» **TASK**:
Wherever the string "aromatik" appears, copy the whole line.

^^^^

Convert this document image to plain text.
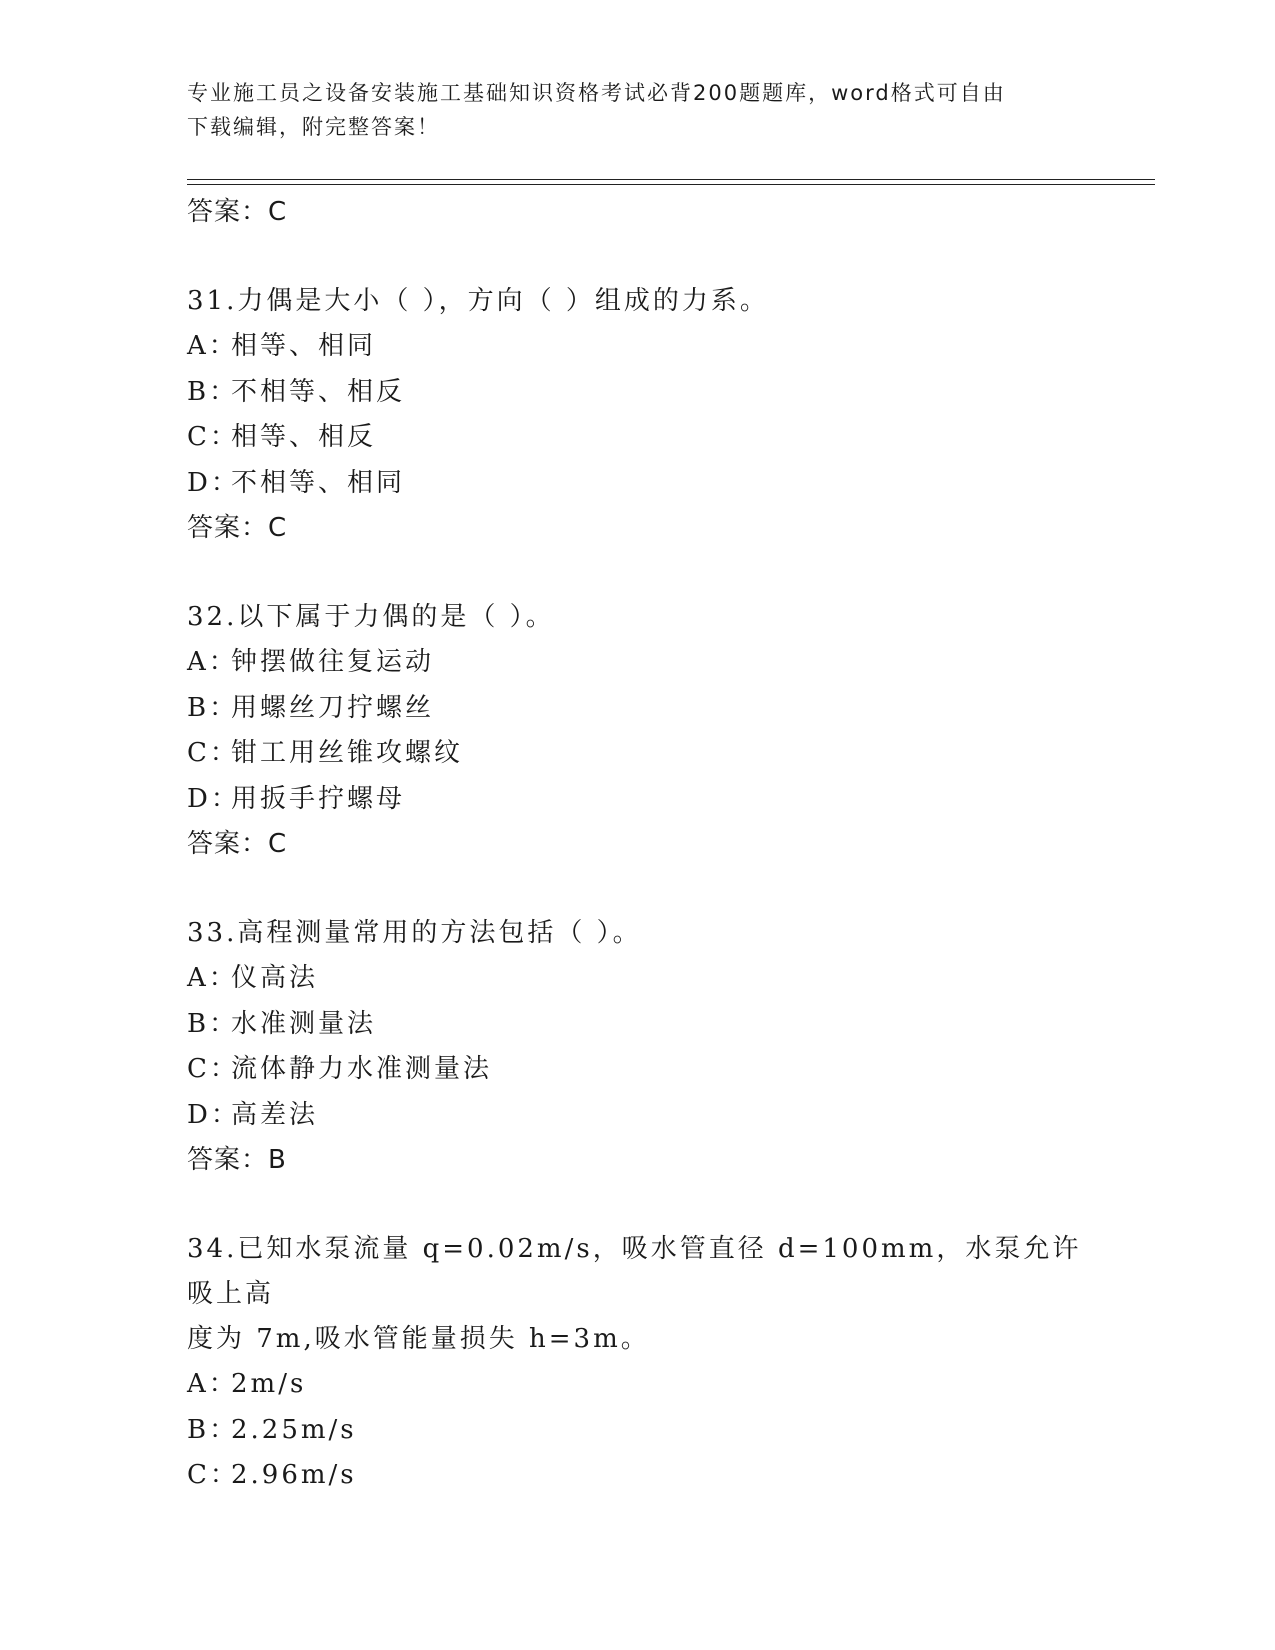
专业施工员之设备安装施工基础知识资格考试必背200题题库，word格式可自由
下载编辑，附完整答案！
答案：C
31.力偶是大小（ ），方向（ ）组成的力系。
A：相等、相同
B：不相等、相反
C：相等、相反
D：不相等、相同
答案：C
32.以下属于力偶的是（ ）。
A：钟摆做往复运动
B：用螺丝刀拧螺丝
C：钳工用丝锥攻螺纹
D：用扳手拧螺母
答案：C
33.高程测量常用的方法包括（ ）。
A：仪高法
B：水准测量法
C：流体静力水准测量法
D：高差法
答案：B
34.已知水泵流量 q=0.02m/s，吸水管直径 d=100mm，水泵允许吸上高
度为 7m,吸水管能量损失 h=3m。
A：2m/s
B：2.25m/s
C：2.96m/s
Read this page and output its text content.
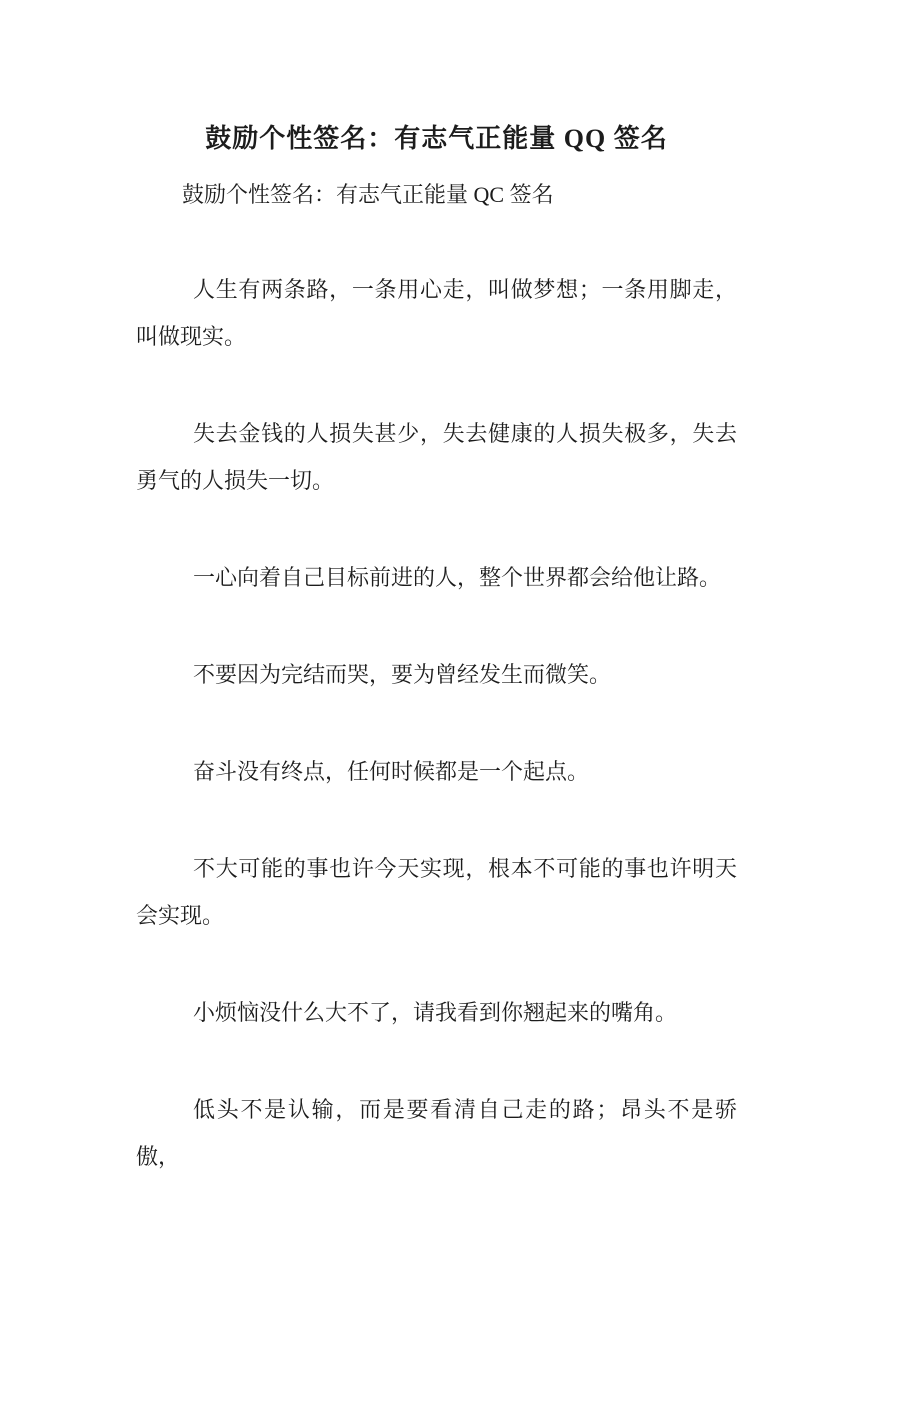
鼓励个性签名：有志气正能量 QQ 签名

鼓励个性签名：有志气正能量 QC 签名

人生有两条路，一条用心走，叫做梦想；一条用脚走，叫做现实。

失去金钱的人损失甚少，失去健康的人损失极多，失去勇气的人损失一切。

一心向着自己目标前进的人，整个世界都会给他让路。

不要因为完结而哭，要为曾经发生而微笑。

奋斗没有终点，任何时候都是一个起点。

不大可能的事也许今天实现，根本不可能的事也许明天会实现。

小烦恼没什么大不了，请我看到你翘起来的嘴角。

低头不是认输，而是要看清自己走的路；昂头不是骄傲，
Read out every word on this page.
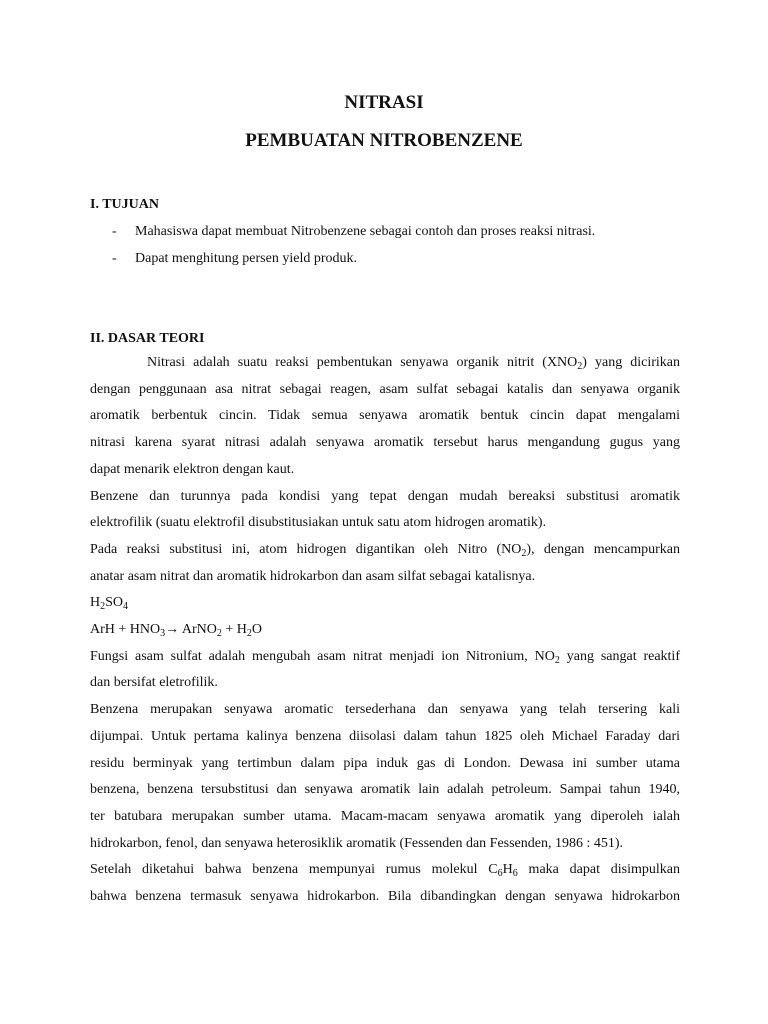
NITRASI
PEMBUATAN NITROBENZENE
I. TUJUAN
- Mahasiswa dapat membuat Nitrobenzene sebagai contoh dan proses reaksi nitrasi.
- Dapat menghitung persen yield produk.
II. DASAR TEORI
Nitrasi adalah suatu reaksi pembentukan senyawa organik nitrit $(XNO_2)$ yang dicirikan
dengan penggunaan asa nitrat sebagai reagen, asam sulfat sebagai katalis dan senyawa organik
aromatik berbentuk cincin. Tidak semua senyawa aromatik bentuk cincin dapat mengalami
nitrasi karena syarat nitrasi adalah senyawa aromatik tersebut harus mengandung gugus yang
dapat menarik elektron dengan kaut.
Benzene dan turunnya pada kondisi yang tepat dengan mudah bereaksi substitusi aromatik
elektrofilik (suatu elektrofil disubstitusiakan untuk satu atom hidrogen aromatik).
Pada reaksi substitusi ini, atom hidrogen digantikan oleh Nitro $(NO_2)$, dengan mencampurkan
anatar asam nitrat dan aromatik hidrokarbon dan asam silfat sebagai katalisnya.
$H_2SO_4$
ArH + $HNO_3\to$ ArNO$_2$ + $H_2O$
Fungsi asam sulfat adalah mengubah asam nitrat menjadi ion Nitronium, $NO_2$ yang sangat reaktif
dan bersifat eletrofilik.
Benzena merupakan senyawa aromatic tersederhana dan senyawa yang telah tersering kali
dijumpai. Untuk pertama kalinya benzena diisolasi dalam tahun 1825 oleh Michael Faraday dari
residu berminyak yang tertimbun dalam pipa induk gas di London. Dewasa ini sumber utama
benzena, benzena tersubstitusi dan senyawa aromatik lain adalah petroleum. Sampai tahun 1940,
ter batubara merupakan sumber utama. Macam-macam senyawa aromatik yang diperoleh ialah
hidrokarbon, fenol, dan senyawa heterosiklik aromatik (Fessenden dan Fessenden, 1986 : 451).
Setelah diketahui bahwa benzena mempunyai rumus molekul $C_6H_6$ maka dapat disimpulkan
bahwa benzena termasuk senyawa hidrokarbon. Bila dibandingkan dengan senyawa hidrokarbon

^^^^

» **WORKED SOLUTION**:
aromatik berbentuk cincin. Tidak semua senyawa aromatik bentuk cincin dapat mengalami
nitrasi karena syarat nitrasi adalah senyawa aromatik tersebut harus mengandung gugus yang
Benzene dan turunnya pada kondisi yang tepat dengan mudah bereaksi substitusi aromatik
elektrofilik (suatu elektrofil disubstitusiakan untuk satu atom hidrogen aromatik).
anatar asam nitrat dan aromatik hidrokarbon dan asam silfat sebagai katalisnya.
benzena, benzena tersubstitusi dan senyawa aromatik lain adalah petroleum. Sampai tahun 1940,
ter batubara merupakan sumber utama. Macam-macam senyawa aromatik yang diperoleh ialah
hidrokarbon, fenol, dan senyawa heterosiklik aromatik (Fessenden dan Fessenden, 1986 : 451).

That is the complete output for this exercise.